▶ [What to work on]
For every line in the records that has the word "color", make a copy.

* START *

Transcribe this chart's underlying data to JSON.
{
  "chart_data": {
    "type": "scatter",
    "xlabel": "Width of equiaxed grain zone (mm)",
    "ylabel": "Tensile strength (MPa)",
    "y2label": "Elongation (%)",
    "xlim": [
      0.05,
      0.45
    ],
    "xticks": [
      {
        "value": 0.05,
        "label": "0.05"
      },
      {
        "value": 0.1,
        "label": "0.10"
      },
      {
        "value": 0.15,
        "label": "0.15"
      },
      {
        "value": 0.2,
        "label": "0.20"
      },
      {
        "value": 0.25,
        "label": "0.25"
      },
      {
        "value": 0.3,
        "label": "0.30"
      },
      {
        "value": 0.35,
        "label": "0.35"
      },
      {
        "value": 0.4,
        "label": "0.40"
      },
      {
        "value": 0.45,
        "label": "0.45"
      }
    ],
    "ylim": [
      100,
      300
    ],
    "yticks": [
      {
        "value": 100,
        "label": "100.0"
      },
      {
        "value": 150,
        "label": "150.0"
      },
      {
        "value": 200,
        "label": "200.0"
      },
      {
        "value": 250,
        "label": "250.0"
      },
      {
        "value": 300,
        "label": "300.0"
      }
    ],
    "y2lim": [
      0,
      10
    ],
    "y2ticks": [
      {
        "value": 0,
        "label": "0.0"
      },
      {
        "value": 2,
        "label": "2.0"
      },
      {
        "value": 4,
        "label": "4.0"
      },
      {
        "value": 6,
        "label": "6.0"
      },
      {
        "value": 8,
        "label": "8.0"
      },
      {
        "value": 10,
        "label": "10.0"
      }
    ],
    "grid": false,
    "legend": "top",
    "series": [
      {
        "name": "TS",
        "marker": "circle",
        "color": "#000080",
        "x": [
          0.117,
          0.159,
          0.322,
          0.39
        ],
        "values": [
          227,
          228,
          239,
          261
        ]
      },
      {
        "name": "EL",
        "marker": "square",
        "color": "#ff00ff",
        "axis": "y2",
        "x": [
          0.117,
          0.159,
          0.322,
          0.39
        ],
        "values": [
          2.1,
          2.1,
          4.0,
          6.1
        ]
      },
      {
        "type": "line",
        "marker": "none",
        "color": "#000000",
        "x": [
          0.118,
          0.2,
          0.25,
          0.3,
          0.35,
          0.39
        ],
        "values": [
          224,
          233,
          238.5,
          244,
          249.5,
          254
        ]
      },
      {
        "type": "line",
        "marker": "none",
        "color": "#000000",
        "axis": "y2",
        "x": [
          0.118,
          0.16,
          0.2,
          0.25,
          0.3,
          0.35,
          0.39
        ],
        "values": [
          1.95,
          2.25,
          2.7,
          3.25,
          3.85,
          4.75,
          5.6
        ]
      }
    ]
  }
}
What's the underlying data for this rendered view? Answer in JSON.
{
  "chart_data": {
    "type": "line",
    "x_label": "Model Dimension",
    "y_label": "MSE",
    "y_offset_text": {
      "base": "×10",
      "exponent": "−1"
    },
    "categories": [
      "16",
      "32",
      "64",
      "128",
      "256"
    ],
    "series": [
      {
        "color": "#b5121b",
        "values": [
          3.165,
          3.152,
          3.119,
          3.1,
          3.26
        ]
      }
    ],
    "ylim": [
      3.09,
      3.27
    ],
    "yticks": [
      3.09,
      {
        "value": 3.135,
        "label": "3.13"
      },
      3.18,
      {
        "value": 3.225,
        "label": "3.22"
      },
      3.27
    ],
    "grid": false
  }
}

* END *

▶ [Finished task]
        "color": "#000080",
        "color": "#ff00ff",
        "color": "#000000",
        "color": "#000000",
        "color": "#b5121b",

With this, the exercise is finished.